Source material:
====
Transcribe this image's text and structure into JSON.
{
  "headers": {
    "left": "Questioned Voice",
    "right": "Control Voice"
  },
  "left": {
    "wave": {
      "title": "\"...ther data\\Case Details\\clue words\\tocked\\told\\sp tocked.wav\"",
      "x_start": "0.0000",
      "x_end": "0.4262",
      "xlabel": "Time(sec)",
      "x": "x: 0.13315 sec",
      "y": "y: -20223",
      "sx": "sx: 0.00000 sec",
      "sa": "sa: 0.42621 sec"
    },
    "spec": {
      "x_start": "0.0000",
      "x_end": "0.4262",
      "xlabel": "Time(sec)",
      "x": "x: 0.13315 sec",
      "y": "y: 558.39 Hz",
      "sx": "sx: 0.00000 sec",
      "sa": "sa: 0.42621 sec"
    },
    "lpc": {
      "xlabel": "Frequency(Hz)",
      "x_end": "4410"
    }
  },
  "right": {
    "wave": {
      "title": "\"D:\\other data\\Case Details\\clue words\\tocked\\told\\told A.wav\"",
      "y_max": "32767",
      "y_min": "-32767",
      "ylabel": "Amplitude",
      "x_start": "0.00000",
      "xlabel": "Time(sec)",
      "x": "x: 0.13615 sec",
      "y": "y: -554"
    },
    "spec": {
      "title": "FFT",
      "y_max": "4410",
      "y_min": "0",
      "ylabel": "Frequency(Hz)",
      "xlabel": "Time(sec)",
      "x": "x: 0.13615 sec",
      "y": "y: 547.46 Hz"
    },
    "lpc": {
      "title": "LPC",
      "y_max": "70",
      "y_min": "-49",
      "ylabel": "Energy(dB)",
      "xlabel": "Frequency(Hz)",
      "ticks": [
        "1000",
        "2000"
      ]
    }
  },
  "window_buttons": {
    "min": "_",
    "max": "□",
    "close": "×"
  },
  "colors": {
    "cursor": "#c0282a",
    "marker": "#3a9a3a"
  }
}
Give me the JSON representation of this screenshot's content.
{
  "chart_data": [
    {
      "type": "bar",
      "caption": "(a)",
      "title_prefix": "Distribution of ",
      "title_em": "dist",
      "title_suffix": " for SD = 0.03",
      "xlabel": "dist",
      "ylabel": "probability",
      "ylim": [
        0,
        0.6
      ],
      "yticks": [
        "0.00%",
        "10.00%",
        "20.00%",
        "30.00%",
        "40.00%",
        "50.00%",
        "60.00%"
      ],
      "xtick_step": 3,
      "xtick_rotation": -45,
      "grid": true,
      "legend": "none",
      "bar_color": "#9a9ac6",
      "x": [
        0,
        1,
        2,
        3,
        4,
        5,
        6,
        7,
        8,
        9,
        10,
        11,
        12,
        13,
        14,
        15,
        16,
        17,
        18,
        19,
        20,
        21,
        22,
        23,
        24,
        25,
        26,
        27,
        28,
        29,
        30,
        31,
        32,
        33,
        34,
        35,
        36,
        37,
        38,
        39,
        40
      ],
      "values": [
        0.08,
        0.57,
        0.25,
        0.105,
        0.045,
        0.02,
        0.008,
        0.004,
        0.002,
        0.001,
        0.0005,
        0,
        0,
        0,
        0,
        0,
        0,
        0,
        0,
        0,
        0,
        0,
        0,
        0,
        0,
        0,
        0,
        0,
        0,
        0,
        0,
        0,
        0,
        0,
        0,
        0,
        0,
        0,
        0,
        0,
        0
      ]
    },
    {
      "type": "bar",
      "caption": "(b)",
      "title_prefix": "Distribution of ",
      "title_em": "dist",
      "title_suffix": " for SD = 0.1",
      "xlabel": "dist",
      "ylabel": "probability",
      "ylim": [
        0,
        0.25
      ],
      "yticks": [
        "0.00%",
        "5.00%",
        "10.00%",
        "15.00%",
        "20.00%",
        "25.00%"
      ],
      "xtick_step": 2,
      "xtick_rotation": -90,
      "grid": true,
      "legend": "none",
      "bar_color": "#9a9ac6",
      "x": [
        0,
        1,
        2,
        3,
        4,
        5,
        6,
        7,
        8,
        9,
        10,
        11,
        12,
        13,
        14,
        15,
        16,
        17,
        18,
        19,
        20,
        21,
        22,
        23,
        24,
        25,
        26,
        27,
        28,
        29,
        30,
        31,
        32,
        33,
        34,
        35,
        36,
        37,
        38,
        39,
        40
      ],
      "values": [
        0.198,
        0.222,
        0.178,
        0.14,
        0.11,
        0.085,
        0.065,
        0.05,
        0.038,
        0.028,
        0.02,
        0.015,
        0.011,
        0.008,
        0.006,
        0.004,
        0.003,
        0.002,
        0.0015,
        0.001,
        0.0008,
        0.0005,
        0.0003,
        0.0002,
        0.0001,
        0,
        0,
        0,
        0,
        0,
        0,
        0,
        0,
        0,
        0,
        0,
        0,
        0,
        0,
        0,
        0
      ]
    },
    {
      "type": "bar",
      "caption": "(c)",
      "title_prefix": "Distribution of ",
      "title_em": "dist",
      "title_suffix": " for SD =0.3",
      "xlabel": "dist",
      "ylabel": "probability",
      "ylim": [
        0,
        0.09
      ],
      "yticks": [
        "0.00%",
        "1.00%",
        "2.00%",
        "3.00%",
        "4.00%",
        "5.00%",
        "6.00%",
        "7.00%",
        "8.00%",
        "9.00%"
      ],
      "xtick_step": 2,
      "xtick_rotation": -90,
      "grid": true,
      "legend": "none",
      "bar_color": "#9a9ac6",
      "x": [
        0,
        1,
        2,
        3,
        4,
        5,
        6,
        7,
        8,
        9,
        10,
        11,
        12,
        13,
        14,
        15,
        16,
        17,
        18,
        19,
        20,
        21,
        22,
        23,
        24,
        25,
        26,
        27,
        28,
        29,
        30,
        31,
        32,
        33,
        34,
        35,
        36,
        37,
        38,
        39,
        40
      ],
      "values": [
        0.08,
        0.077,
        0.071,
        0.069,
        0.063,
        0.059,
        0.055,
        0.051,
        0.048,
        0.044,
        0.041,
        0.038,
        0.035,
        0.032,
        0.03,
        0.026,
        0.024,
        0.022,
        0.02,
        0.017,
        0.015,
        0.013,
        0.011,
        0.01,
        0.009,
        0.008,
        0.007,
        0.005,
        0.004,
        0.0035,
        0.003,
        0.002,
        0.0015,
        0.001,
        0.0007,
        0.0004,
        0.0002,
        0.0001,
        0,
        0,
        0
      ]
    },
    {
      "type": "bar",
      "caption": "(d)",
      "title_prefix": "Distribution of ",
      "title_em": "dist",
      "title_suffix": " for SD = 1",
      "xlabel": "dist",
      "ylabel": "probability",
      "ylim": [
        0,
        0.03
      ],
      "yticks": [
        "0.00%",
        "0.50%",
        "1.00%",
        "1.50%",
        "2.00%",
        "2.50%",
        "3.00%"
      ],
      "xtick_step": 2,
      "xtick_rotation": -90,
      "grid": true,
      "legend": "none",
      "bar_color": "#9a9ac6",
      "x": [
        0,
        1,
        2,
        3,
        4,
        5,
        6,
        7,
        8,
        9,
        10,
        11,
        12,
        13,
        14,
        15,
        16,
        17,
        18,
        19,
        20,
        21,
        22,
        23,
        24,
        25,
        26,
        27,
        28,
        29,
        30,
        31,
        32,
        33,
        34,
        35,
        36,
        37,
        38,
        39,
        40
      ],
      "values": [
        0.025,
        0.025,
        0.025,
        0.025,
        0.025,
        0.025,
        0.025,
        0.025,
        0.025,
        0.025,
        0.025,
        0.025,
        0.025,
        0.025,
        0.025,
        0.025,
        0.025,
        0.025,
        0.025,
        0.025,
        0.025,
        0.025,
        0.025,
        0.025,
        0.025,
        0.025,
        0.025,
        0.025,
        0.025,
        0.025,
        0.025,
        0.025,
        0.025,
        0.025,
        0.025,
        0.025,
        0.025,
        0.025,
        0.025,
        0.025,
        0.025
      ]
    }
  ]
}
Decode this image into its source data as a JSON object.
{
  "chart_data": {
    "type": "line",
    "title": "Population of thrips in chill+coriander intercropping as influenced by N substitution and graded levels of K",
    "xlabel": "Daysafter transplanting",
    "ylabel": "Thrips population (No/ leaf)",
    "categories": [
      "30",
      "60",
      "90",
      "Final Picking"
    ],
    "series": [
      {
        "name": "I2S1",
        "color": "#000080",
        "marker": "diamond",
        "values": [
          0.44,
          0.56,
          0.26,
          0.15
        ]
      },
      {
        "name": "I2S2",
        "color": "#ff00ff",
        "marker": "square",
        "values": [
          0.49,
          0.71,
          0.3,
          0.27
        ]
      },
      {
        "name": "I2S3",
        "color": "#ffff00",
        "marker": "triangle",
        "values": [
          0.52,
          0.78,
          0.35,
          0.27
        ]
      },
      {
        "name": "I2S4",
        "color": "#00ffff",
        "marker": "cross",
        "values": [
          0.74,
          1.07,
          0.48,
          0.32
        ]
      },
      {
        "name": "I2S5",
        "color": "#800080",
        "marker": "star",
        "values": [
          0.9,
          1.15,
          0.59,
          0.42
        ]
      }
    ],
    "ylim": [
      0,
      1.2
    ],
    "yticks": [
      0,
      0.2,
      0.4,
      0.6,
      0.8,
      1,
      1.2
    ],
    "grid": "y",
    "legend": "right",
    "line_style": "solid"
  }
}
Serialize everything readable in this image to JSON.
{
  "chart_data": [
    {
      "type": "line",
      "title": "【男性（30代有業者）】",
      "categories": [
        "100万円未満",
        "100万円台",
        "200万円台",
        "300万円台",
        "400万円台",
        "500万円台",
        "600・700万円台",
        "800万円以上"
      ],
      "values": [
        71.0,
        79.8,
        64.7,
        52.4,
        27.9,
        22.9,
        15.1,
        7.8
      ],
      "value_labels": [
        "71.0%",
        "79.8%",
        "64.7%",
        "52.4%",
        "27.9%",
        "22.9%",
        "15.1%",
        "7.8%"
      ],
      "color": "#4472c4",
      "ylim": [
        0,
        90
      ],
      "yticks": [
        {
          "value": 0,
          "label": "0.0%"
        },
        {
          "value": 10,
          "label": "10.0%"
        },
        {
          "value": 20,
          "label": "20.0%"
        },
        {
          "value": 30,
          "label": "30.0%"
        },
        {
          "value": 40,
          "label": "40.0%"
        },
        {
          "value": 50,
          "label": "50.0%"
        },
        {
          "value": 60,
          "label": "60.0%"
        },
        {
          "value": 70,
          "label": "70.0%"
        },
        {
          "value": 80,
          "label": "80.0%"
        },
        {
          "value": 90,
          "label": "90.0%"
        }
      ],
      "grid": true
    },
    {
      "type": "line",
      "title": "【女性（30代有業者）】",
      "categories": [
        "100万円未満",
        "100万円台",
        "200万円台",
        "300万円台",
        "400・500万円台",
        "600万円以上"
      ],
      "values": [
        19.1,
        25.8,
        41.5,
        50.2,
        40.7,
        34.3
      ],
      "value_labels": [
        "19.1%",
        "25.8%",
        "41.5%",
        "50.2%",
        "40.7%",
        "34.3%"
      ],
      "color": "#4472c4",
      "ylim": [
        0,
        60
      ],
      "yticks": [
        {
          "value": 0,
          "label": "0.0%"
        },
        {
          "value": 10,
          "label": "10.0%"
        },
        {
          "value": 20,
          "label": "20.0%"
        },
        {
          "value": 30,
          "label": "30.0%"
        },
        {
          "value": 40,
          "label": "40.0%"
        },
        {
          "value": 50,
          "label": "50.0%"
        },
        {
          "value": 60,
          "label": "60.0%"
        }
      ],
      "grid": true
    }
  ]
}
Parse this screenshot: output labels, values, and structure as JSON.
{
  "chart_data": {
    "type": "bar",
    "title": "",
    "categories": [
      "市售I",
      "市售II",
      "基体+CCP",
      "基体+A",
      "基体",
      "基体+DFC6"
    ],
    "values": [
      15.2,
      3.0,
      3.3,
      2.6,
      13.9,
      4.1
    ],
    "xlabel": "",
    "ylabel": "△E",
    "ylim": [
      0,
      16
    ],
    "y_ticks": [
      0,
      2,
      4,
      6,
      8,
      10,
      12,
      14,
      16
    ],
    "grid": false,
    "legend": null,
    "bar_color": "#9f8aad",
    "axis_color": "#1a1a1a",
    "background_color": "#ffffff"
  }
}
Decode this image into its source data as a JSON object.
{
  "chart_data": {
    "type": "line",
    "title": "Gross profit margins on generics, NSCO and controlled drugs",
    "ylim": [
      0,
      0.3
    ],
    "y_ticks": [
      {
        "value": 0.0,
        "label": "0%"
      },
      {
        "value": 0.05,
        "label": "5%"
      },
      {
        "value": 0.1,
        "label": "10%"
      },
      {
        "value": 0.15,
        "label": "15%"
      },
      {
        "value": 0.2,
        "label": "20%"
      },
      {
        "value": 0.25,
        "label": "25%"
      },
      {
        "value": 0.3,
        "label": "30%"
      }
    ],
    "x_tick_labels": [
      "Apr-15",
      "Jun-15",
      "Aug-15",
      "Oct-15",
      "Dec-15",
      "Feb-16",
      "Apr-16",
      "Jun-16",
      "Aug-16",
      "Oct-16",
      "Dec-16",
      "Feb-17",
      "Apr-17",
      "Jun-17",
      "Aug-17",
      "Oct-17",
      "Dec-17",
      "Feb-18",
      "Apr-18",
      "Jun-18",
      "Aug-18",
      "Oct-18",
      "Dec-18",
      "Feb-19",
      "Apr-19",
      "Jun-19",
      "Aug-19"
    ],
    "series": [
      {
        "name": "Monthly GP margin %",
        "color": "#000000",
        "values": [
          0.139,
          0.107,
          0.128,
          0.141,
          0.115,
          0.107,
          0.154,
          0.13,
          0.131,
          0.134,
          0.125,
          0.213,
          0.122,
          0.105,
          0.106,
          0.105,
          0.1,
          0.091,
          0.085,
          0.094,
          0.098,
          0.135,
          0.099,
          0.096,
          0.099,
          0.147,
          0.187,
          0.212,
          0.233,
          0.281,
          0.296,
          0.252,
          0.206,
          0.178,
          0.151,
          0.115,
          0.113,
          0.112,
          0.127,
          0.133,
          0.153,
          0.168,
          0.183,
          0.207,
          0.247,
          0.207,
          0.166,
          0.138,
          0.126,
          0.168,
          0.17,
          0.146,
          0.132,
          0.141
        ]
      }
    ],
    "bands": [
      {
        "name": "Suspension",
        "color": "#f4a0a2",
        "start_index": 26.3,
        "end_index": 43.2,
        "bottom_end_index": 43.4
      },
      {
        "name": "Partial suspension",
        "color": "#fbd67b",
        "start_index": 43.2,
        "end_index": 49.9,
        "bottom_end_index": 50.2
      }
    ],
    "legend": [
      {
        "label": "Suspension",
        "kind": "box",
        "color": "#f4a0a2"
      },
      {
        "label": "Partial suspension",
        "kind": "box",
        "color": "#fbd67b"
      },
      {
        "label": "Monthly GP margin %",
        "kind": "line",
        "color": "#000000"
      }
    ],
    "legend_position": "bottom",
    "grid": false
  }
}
====
Problem details:
Give the number of lines above in which the word "tocked" occurs, with nothing else.

Output of the exercise:
2